Stated goal |
Transcribe every line exactly. Leave the pictures behind.

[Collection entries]
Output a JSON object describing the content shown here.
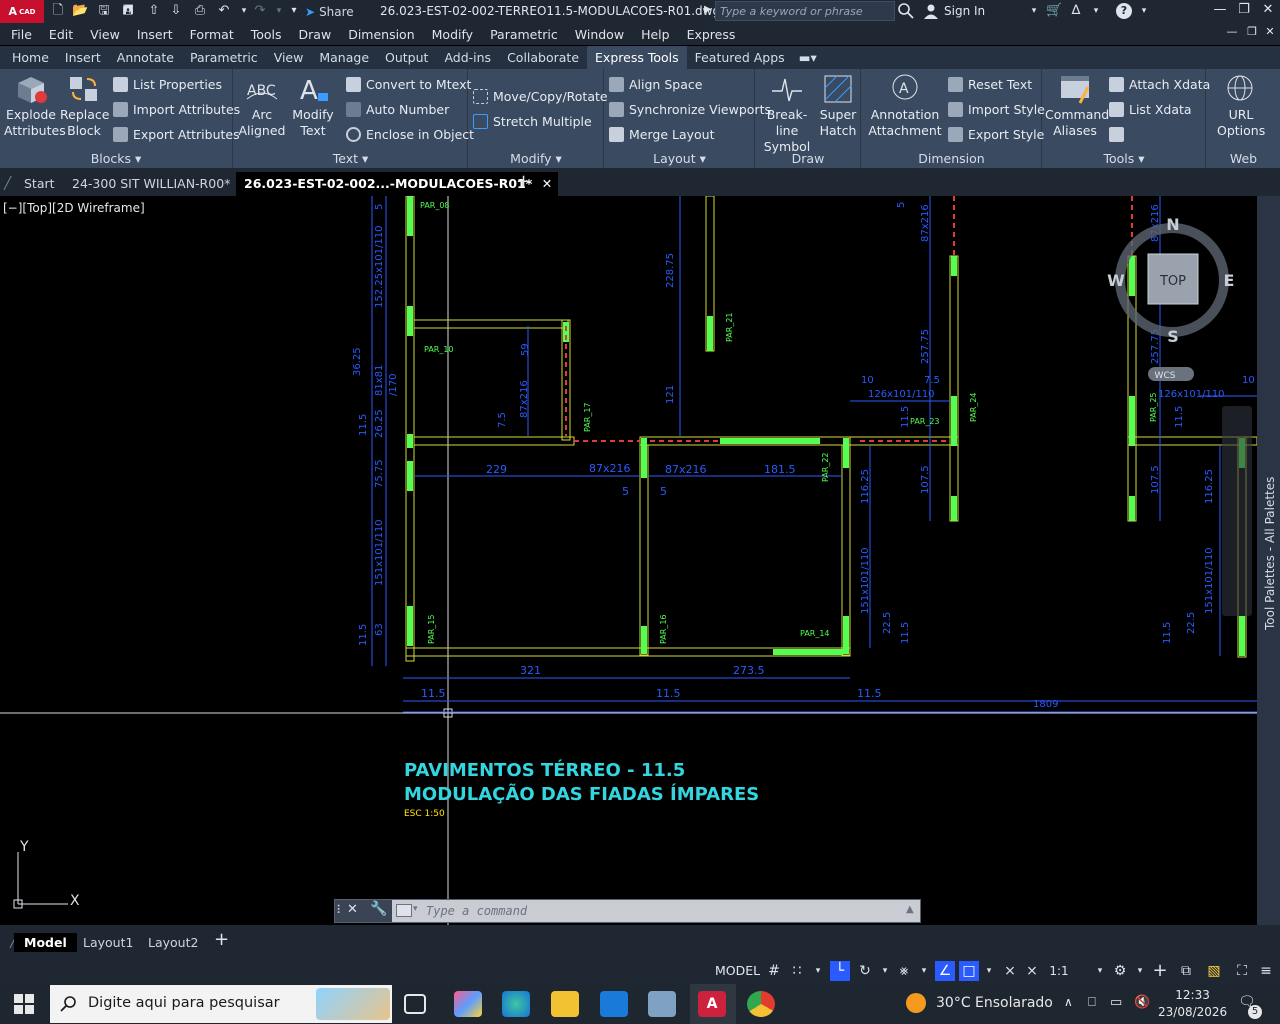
{
  "app": {
    "logo_text": "A",
    "logo_sub": "CAD",
    "share_label": "Share",
    "document_title": "26.023-EST-02-002-TERREO11.5-MODULACOES-R01.dwg",
    "search_placeholder": "Type a keyword or phrase",
    "sign_in": "Sign In"
  },
  "menu": [
    "File",
    "Edit",
    "View",
    "Insert",
    "Format",
    "Tools",
    "Draw",
    "Dimension",
    "Modify",
    "Parametric",
    "Window",
    "Help",
    "Express"
  ],
  "ribbon_tabs": [
    "Home",
    "Insert",
    "Annotate",
    "Parametric",
    "View",
    "Manage",
    "Output",
    "Add-ins",
    "Collaborate",
    "Express Tools",
    "Featured Apps"
  ],
  "ribbon_active_tab": "Express Tools",
  "ribbon": {
    "blocks": {
      "label": "Blocks",
      "explode_attributes": [
        "Explode",
        "Attributes"
      ],
      "replace_block": [
        "Replace",
        "Block"
      ],
      "list_properties": "List Properties",
      "import_attributes": "Import Attributes",
      "export_attributes": "Export Attributes"
    },
    "text": {
      "label": "Text",
      "arc_aligned": [
        "Arc",
        "Aligned"
      ],
      "modify_text": [
        "Modify",
        "Text"
      ],
      "convert_to_mtext": "Convert to Mtext",
      "auto_number": "Auto Number",
      "enclose_in_object": "Enclose in Object"
    },
    "modify": {
      "label": "Modify",
      "move_copy_rotate": "Move/Copy/Rotate",
      "stretch_multiple": "Stretch Multiple"
    },
    "layout": {
      "label": "Layout",
      "align_space": "Align Space",
      "synchronize_viewports": "Synchronize Viewports",
      "merge_layout": "Merge Layout"
    },
    "draw": {
      "label": "Draw",
      "break_line_symbol": [
        "Break-line",
        "Symbol"
      ],
      "super_hatch": [
        "Super",
        "Hatch"
      ]
    },
    "dimension": {
      "label": "Dimension",
      "annotation_attachment": [
        "Annotation",
        "Attachment"
      ],
      "reset_text": "Reset Text",
      "import_style": "Import Style",
      "export_style": "Export Style"
    },
    "tools": {
      "label": "Tools",
      "command_aliases": [
        "Command",
        "Aliases"
      ],
      "attach_xdata": "Attach Xdata",
      "list_xdata": "List Xdata"
    },
    "web": {
      "label": "Web",
      "url_options": [
        "URL",
        "Options"
      ]
    }
  },
  "file_tabs": [
    "Start",
    "24-300 SIT WILLIAN-R00*",
    "26.023-EST-02-002...-MODULACOES-R01*"
  ],
  "viewport": {
    "view_label": "[−][Top][2D Wireframe]",
    "viewcube": {
      "top": "TOP",
      "n": "N",
      "s": "S",
      "e": "E",
      "w": "W",
      "wcs": "WCS"
    },
    "caption_title": "PAVIMENTOS TÉRREO - 11.5",
    "caption_subtitle": "MODULAÇÃO DAS FIADAS ÍMPARES",
    "caption_scale": "ESC 1:50",
    "ucs": {
      "x": "X",
      "y": "Y"
    }
  },
  "drawing_labels": {
    "dims_blue": [
      "321",
      "273.5",
      "11.5",
      "11.5",
      "11.5",
      "1809",
      "229",
      "87x216",
      "87x216",
      "181.5",
      "5",
      "5",
      "10",
      "7.5",
      "10",
      "126x101/110",
      "126x101/110",
      "59",
      "87x216",
      "7.5",
      "121",
      "228.75",
      "257.75",
      "257.75",
      "87x216",
      "87x216",
      "152.25x101/110",
      "36.25",
      "81x81",
      "/170",
      "26.25",
      "11.5",
      "75.75",
      "151x101/110",
      "11.5",
      "63",
      "116.25",
      "151x101/110",
      "22.5",
      "11.5",
      "107.5",
      "107.5",
      "116.25",
      "151x101/110",
      "22.5",
      "11.5",
      "11.5",
      "11.5",
      "5",
      "5"
    ],
    "walls_green": [
      "PAR_08",
      "PAR_10",
      "PAR_17",
      "PAR_21",
      "PAR_23",
      "PAR_22",
      "PAR_24",
      "PAR_25",
      "PAR_15",
      "PAR_16",
      "PAR_14"
    ]
  },
  "palette_label": "Tool Palettes - All Palettes",
  "command_placeholder": "Type a command",
  "layout_tabs": [
    "Model",
    "Layout1",
    "Layout2"
  ],
  "status": {
    "model": "MODEL",
    "scale": "1:1"
  },
  "taskbar": {
    "search_placeholder": "Digite aqui para pesquisar",
    "weather": "30°C  Ensolarado",
    "time": "12:33",
    "date": "23/08/2026",
    "notifications": "5"
  },
  "colors": {
    "accent_red": "#c8102e",
    "ribbon_bg": "#3a4a60",
    "dim_blue": "#2a5bff",
    "wall_yellow": "#d8d83a",
    "wall_green": "#52ff52",
    "caption_cyan": "#33d6e0"
  }
}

Written solution |
Output a JSON object describing the content shown here.
{
  "app": {
    "logo_text": "A",
    "logo_sub": "CAD",
    "share_label": "Share",
    "document_title": "26.023-EST-02-002-TERREO11.5-MODULACOES-R01.dwg",
    "search_placeholder": "Type a keyword or phrase",
    "sign_in": "Sign In"
  },
  "menu": [
    "File",
    "Edit",
    "View",
    "Insert",
    "Format",
    "Tools",
    "Draw",
    "Dimension",
    "Modify",
    "Parametric",
    "Window",
    "Help",
    "Express"
  ],
  "ribbon_tabs": [
    "Home",
    "Insert",
    "Annotate",
    "Parametric",
    "View",
    "Manage",
    "Output",
    "Add-ins",
    "Collaborate",
    "Express Tools",
    "Featured Apps"
  ],
  "ribbon_active_tab": "Express Tools",
  "ribbon": {
    "blocks": {
      "label": "Blocks",
      "explode_attributes": [
        "Explode",
        "Attributes"
      ],
      "replace_block": [
        "Replace",
        "Block"
      ],
      "list_properties": "List Properties",
      "import_attributes": "Import Attributes",
      "export_attributes": "Export Attributes"
    },
    "text": {
      "label": "Text",
      "arc_aligned": [
        "Arc",
        "Aligned"
      ],
      "modify_text": [
        "Modify",
        "Text"
      ],
      "convert_to_mtext": "Convert to Mtext",
      "auto_number": "Auto Number",
      "enclose_in_object": "Enclose in Object"
    },
    "modify": {
      "label": "Modify",
      "move_copy_rotate": "Move/Copy/Rotate",
      "stretch_multiple": "Stretch Multiple"
    },
    "layout": {
      "label": "Layout",
      "align_space": "Align Space",
      "synchronize_viewports": "Synchronize Viewports",
      "merge_layout": "Merge Layout"
    },
    "draw": {
      "label": "Draw",
      "break_line_symbol": [
        "Break-line",
        "Symbol"
      ],
      "super_hatch": [
        "Super",
        "Hatch"
      ]
    },
    "dimension": {
      "label": "Dimension",
      "annotation_attachment": [
        "Annotation",
        "Attachment"
      ],
      "reset_text": "Reset Text",
      "import_style": "Import Style",
      "export_style": "Export Style"
    },
    "tools": {
      "label": "Tools",
      "command_aliases": [
        "Command",
        "Aliases"
      ],
      "attach_xdata": "Attach Xdata",
      "list_xdata": "List Xdata"
    },
    "web": {
      "label": "Web",
      "url_options": [
        "URL",
        "Options"
      ]
    }
  },
  "file_tabs": [
    "Start",
    "24-300 SIT WILLIAN-R00*",
    "26.023-EST-02-002...-MODULACOES-R01*"
  ],
  "viewport": {
    "view_label": "[−][Top][2D Wireframe]",
    "viewcube": {
      "top": "TOP",
      "n": "N",
      "s": "S",
      "e": "E",
      "w": "W",
      "wcs": "WCS"
    },
    "caption_title": "PAVIMENTOS TÉRREO - 11.5",
    "caption_subtitle": "MODULAÇÃO DAS FIADAS ÍMPARES",
    "caption_scale": "ESC 1:50",
    "ucs": {
      "x": "X",
      "y": "Y"
    }
  },
  "drawing_labels": {
    "dims_blue": [
      "321",
      "273.5",
      "11.5",
      "11.5",
      "11.5",
      "1809",
      "229",
      "87x216",
      "87x216",
      "181.5",
      "5",
      "5",
      "10",
      "7.5",
      "10",
      "126x101/110",
      "126x101/110",
      "59",
      "87x216",
      "7.5",
      "121",
      "228.75",
      "257.75",
      "257.75",
      "87x216",
      "87x216",
      "152.25x101/110",
      "36.25",
      "81x81",
      "/170",
      "26.25",
      "11.5",
      "75.75",
      "151x101/110",
      "11.5",
      "63",
      "116.25",
      "151x101/110",
      "22.5",
      "11.5",
      "107.5",
      "107.5",
      "116.25",
      "151x101/110",
      "22.5",
      "11.5",
      "11.5",
      "11.5",
      "5",
      "5"
    ],
    "walls_green": [
      "PAR_08",
      "PAR_10",
      "PAR_17",
      "PAR_21",
      "PAR_23",
      "PAR_22",
      "PAR_24",
      "PAR_25",
      "PAR_15",
      "PAR_16",
      "PAR_14"
    ]
  },
  "palette_label": "Tool Palettes - All Palettes",
  "command_placeholder": "Type a command",
  "layout_tabs": [
    "Model",
    "Layout1",
    "Layout2"
  ],
  "status": {
    "model": "MODEL",
    "scale": "1:1"
  },
  "taskbar": {
    "search_placeholder": "Digite aqui para pesquisar",
    "weather": "30°C  Ensolarado",
    "time": "12:33",
    "date": "23/08/2026",
    "notifications": "5"
  },
  "colors": {
    "accent_red": "#c8102e",
    "ribbon_bg": "#3a4a60",
    "dim_blue": "#2a5bff",
    "wall_yellow": "#d8d83a",
    "wall_green": "#52ff52",
    "caption_cyan": "#33d6e0"
  }
}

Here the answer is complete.